** START THE INPUT **
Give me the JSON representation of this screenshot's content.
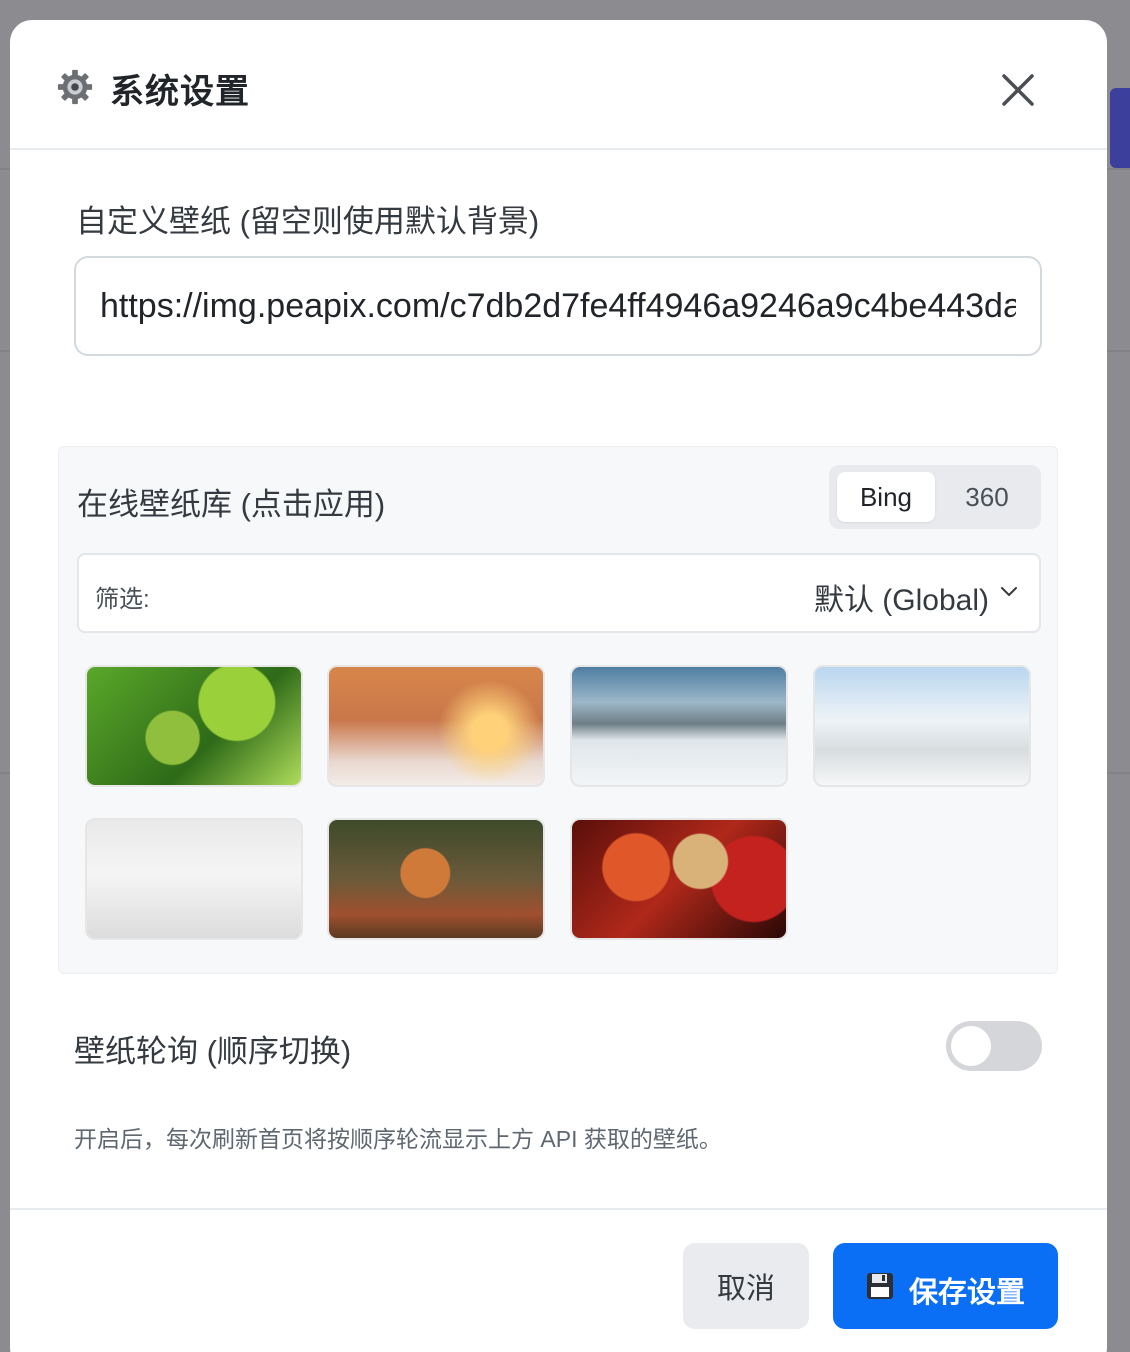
{
  "modal": {
    "title": "系统设置",
    "icon": "gear-icon",
    "close_icon": "close-icon"
  },
  "custom_wallpaper": {
    "label": "自定义壁纸 (留空则使用默认背景)",
    "value": "https://img.peapix.com/c7db2d7fe4ff4946a9246a9c4be443da"
  },
  "gallery": {
    "title": "在线壁纸库 (点击应用)",
    "sources": [
      {
        "label": "Bing",
        "active": true
      },
      {
        "label": "360",
        "active": false
      }
    ],
    "filter": {
      "label": "筛选:",
      "selected": "默认 (Global)"
    },
    "thumbnails": [
      {
        "subject": "parrot-in-green-leaves"
      },
      {
        "subject": "sunset-snowy-forest"
      },
      {
        "subject": "snowy-mountain-lake"
      },
      {
        "subject": "frosted-trees-pavilion"
      },
      {
        "subject": "swans-on-snow"
      },
      {
        "subject": "fox-in-autumn-foliage"
      },
      {
        "subject": "paper-star-lanterns"
      }
    ]
  },
  "rotation": {
    "label": "壁纸轮询 (顺序切换)",
    "enabled": false,
    "hint": "开启后，每次刷新首页将按顺序轮流显示上方 API 获取的壁纸。"
  },
  "footer": {
    "cancel_label": "取消",
    "save_label": "保存设置",
    "save_icon": "floppy-disk-icon",
    "save_color": "#0b6ff5"
  }
}
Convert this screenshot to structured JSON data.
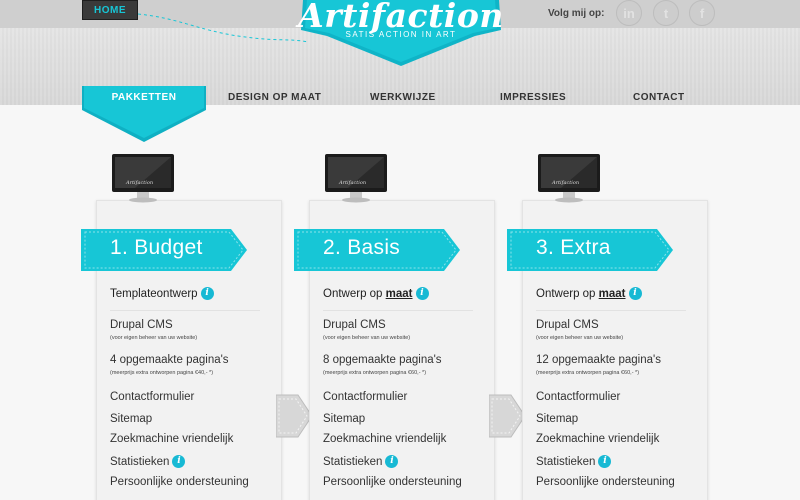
{
  "header": {
    "home_label": "HOME",
    "logo_title": "Artifaction",
    "logo_tagline": "SATIS ACTION IN ART",
    "follow_label": "Volg mij op:",
    "social_icons": [
      "linkedin-icon",
      "twitter-icon",
      "facebook-icon"
    ],
    "social_glyphs": [
      "in",
      "t",
      "f"
    ]
  },
  "nav": {
    "items": [
      "PAKKETTEN",
      "DESIGN OP MAAT",
      "WERKWIJZE",
      "IMPRESSIES",
      "CONTACT"
    ],
    "active_index": 0
  },
  "colors": {
    "accent": "#17c6d6",
    "accent_dark": "#0ea9bd",
    "text": "#333333"
  },
  "packages": [
    {
      "title": "1. Budget",
      "feature_title": "Templateontwerp",
      "feature_title_link": "",
      "lines": [
        {
          "text": "Drupal CMS",
          "sub": "(voor eigen beheer van uw website)"
        },
        {
          "text": "4 opgemaakte pagina's",
          "sub": "(meerprijs extra ontworpen pagina €40,- *)"
        },
        {
          "text": "Contactformulier",
          "sub": ""
        },
        {
          "text": "Sitemap",
          "sub": ""
        },
        {
          "text": "Zoekmachine vriendelijk",
          "sub": ""
        },
        {
          "text": "Statistieken",
          "sub": "",
          "info": true
        },
        {
          "text": "Persoonlijke ondersteuning",
          "sub": ""
        }
      ]
    },
    {
      "title": "2. Basis",
      "feature_title": "Ontwerp op ",
      "feature_title_link": "maat",
      "lines": [
        {
          "text": "Drupal CMS",
          "sub": "(voor eigen beheer van uw website)"
        },
        {
          "text": "8 opgemaakte pagina's",
          "sub": "(meerprijs extra ontworpen pagina €60,- *)"
        },
        {
          "text": "Contactformulier",
          "sub": ""
        },
        {
          "text": "Sitemap",
          "sub": ""
        },
        {
          "text": "Zoekmachine vriendelijk",
          "sub": ""
        },
        {
          "text": "Statistieken",
          "sub": "",
          "info": true
        },
        {
          "text": "Persoonlijke ondersteuning",
          "sub": ""
        }
      ]
    },
    {
      "title": "3. Extra",
      "feature_title": "Ontwerp op ",
      "feature_title_link": "maat",
      "lines": [
        {
          "text": "Drupal CMS",
          "sub": "(voor eigen beheer van uw website)"
        },
        {
          "text": "12 opgemaakte pagina's",
          "sub": "(meerprijs extra ontworpen pagina €60,- *)"
        },
        {
          "text": "Contactformulier",
          "sub": ""
        },
        {
          "text": "Sitemap",
          "sub": ""
        },
        {
          "text": "Zoekmachine vriendelijk",
          "sub": ""
        },
        {
          "text": "Statistieken",
          "sub": "",
          "info": true
        },
        {
          "text": "Persoonlijke ondersteuning",
          "sub": ""
        }
      ]
    }
  ],
  "monitor_brand": "Artifaction",
  "info_glyph": "i"
}
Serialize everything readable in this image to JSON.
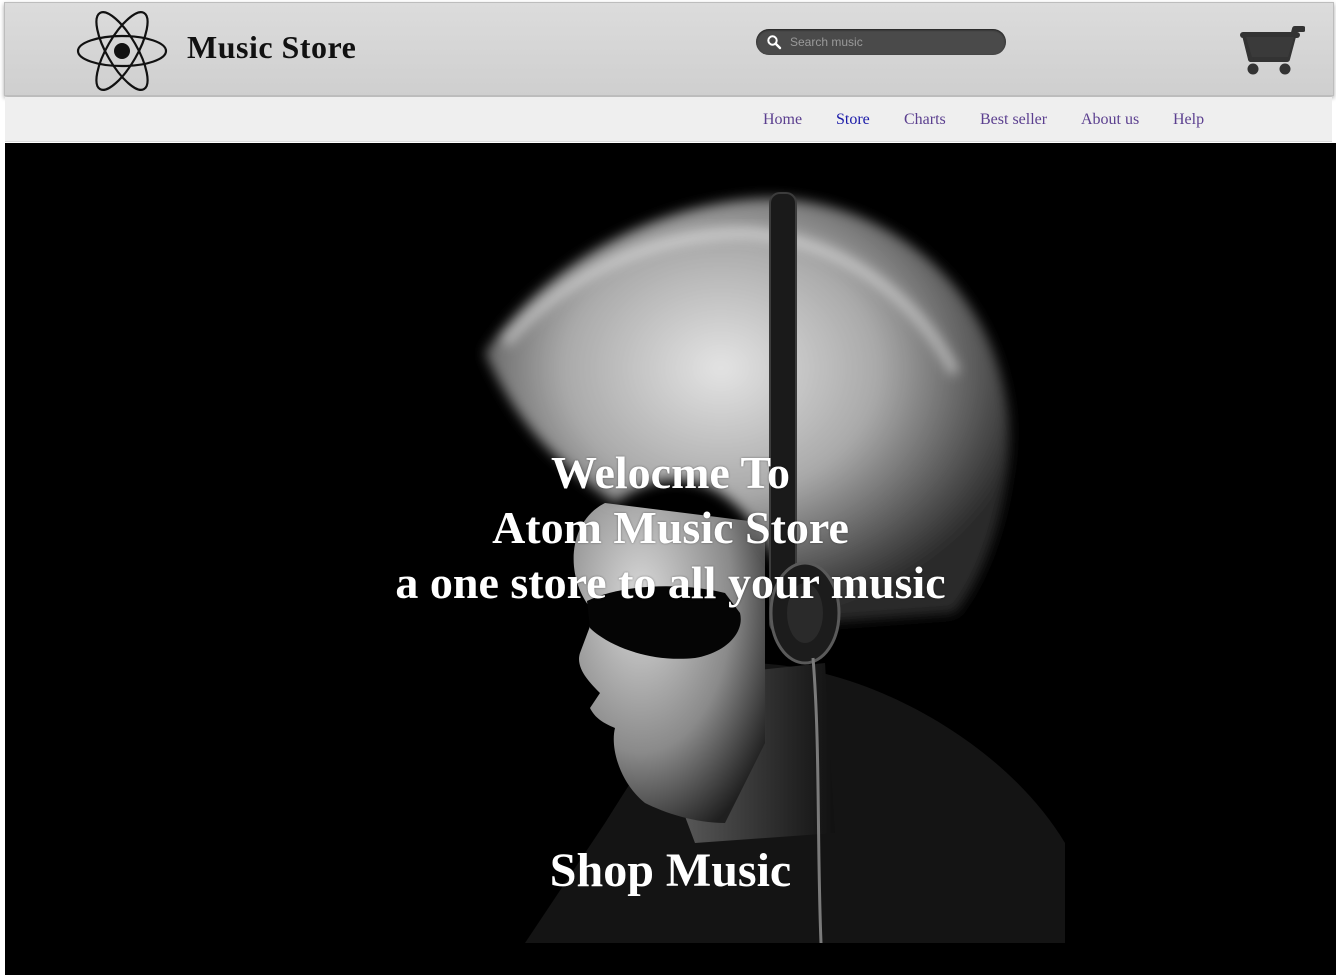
{
  "header": {
    "brand": "Music Store",
    "logo_icon": "atom-icon",
    "search": {
      "placeholder": "Search music",
      "value": "",
      "icon": "search-icon"
    },
    "cart_icon": "shopping-cart-icon"
  },
  "nav": {
    "items": [
      {
        "label": "Home",
        "active": false
      },
      {
        "label": "Store",
        "active": true
      },
      {
        "label": "Charts",
        "active": false
      },
      {
        "label": "Best seller",
        "active": false
      },
      {
        "label": "About us",
        "active": false
      },
      {
        "label": "Help",
        "active": false
      }
    ]
  },
  "hero": {
    "line1": "Welocme To",
    "line2": "Atom Music Store",
    "line3": "a one store to all your music",
    "cta": "Shop Music"
  },
  "colors": {
    "header_bg": "#d4d4d4",
    "nav_bg": "#efefef",
    "nav_link": "#5b3f8f",
    "nav_active": "#1a1aa8",
    "hero_bg": "#000000",
    "hero_text": "#ffffff"
  }
}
** END THE INPUT **
INSTRUCTIONS FOR THE TASK
Skipping the pictures, transcribe each line above exactly as it appears.

OUTPUT FOR THIS TASK
Give me the JSON representation of this screenshot's content.
{
  "modal": {
    "title": "系统设置",
    "icon": "gear-icon",
    "close_icon": "close-icon"
  },
  "custom_wallpaper": {
    "label": "自定义壁纸 (留空则使用默认背景)",
    "value": "https://img.peapix.com/c7db2d7fe4ff4946a9246a9c4be443da"
  },
  "gallery": {
    "title": "在线壁纸库 (点击应用)",
    "sources": [
      {
        "label": "Bing",
        "active": true
      },
      {
        "label": "360",
        "active": false
      }
    ],
    "filter": {
      "label": "筛选:",
      "selected": "默认 (Global)"
    },
    "thumbnails": [
      {
        "subject": "parrot-in-green-leaves"
      },
      {
        "subject": "sunset-snowy-forest"
      },
      {
        "subject": "snowy-mountain-lake"
      },
      {
        "subject": "frosted-trees-pavilion"
      },
      {
        "subject": "swans-on-snow"
      },
      {
        "subject": "fox-in-autumn-foliage"
      },
      {
        "subject": "paper-star-lanterns"
      }
    ]
  },
  "rotation": {
    "label": "壁纸轮询 (顺序切换)",
    "enabled": false,
    "hint": "开启后，每次刷新首页将按顺序轮流显示上方 API 获取的壁纸。"
  },
  "footer": {
    "cancel_label": "取消",
    "save_label": "保存设置",
    "save_icon": "floppy-disk-icon",
    "save_color": "#0b6ff5"
  }
}
Convert this screenshot to structured JSON data.
{
  "header": {
    "home_label": "HOME",
    "logo_title": "Artifaction",
    "logo_tagline": "SATIS ACTION IN ART",
    "follow_label": "Volg mij op:",
    "social_icons": [
      "linkedin-icon",
      "twitter-icon",
      "facebook-icon"
    ],
    "social_glyphs": [
      "in",
      "t",
      "f"
    ]
  },
  "nav": {
    "items": [
      "PAKKETTEN",
      "DESIGN OP MAAT",
      "WERKWIJZE",
      "IMPRESSIES",
      "CONTACT"
    ],
    "active_index": 0
  },
  "colors": {
    "accent": "#17c6d6",
    "accent_dark": "#0ea9bd",
    "text": "#333333"
  },
  "packages": [
    {
      "title": "1. Budget",
      "feature_title": "Templateontwerp",
      "feature_title_link": "",
      "lines": [
        {
          "text": "Drupal CMS",
          "sub": "(voor eigen beheer van uw website)"
        },
        {
          "text": "4 opgemaakte pagina's",
          "sub": "(meerprijs extra ontworpen pagina €40,- *)"
        },
        {
          "text": "Contactformulier",
          "sub": ""
        },
        {
          "text": "Sitemap",
          "sub": ""
        },
        {
          "text": "Zoekmachine vriendelijk",
          "sub": ""
        },
        {
          "text": "Statistieken",
          "sub": "",
          "info": true
        },
        {
          "text": "Persoonlijke ondersteuning",
          "sub": ""
        }
      ]
    },
    {
      "title": "2. Basis",
      "feature_title": "Ontwerp op ",
      "feature_title_link": "maat",
      "lines": [
        {
          "text": "Drupal CMS",
          "sub": "(voor eigen beheer van uw website)"
        },
        {
          "text": "8 opgemaakte pagina's",
          "sub": "(meerprijs extra ontworpen pagina €60,- *)"
        },
        {
          "text": "Contactformulier",
          "sub": ""
        },
        {
          "text": "Sitemap",
          "sub": ""
        },
        {
          "text": "Zoekmachine vriendelijk",
          "sub": ""
        },
        {
          "text": "Statistieken",
          "sub": "",
          "info": true
        },
        {
          "text": "Persoonlijke ondersteuning",
          "sub": ""
        }
      ]
    },
    {
      "title": "3. Extra",
      "feature_title": "Ontwerp op ",
      "feature_title_link": "maat",
      "lines": [
        {
          "text": "Drupal CMS",
          "sub": "(voor eigen beheer van uw website)"
        },
        {
          "text": "12 opgemaakte pagina's",
          "sub": "(meerprijs extra ontworpen pagina €60,- *)"
        },
        {
          "text": "Contactformulier",
          "sub": ""
        },
        {
          "text": "Sitemap",
          "sub": ""
        },
        {
          "text": "Zoekmachine vriendelijk",
          "sub": ""
        },
        {
          "text": "Statistieken",
          "sub": "",
          "info": true
        },
        {
          "text": "Persoonlijke ondersteuning",
          "sub": ""
        }
      ]
    }
  ],
  "monitor_brand": "Artifaction",
  "info_glyph": "i"
}
Serialize everything readable in this image to JSON.
{
  "header": {
    "brand": "Music Store",
    "logo_icon": "atom-icon",
    "search": {
      "placeholder": "Search music",
      "value": "",
      "icon": "search-icon"
    },
    "cart_icon": "shopping-cart-icon"
  },
  "nav": {
    "items": [
      {
        "label": "Home",
        "active": false
      },
      {
        "label": "Store",
        "active": true
      },
      {
        "label": "Charts",
        "active": false
      },
      {
        "label": "Best seller",
        "active": false
      },
      {
        "label": "About us",
        "active": false
      },
      {
        "label": "Help",
        "active": false
      }
    ]
  },
  "hero": {
    "line1": "Welocme To",
    "line2": "Atom Music Store",
    "line3": "a one store to all your music",
    "cta": "Shop Music"
  },
  "colors": {
    "header_bg": "#d4d4d4",
    "nav_bg": "#efefef",
    "nav_link": "#5b3f8f",
    "nav_active": "#1a1aa8",
    "hero_bg": "#000000",
    "hero_text": "#ffffff"
  }
}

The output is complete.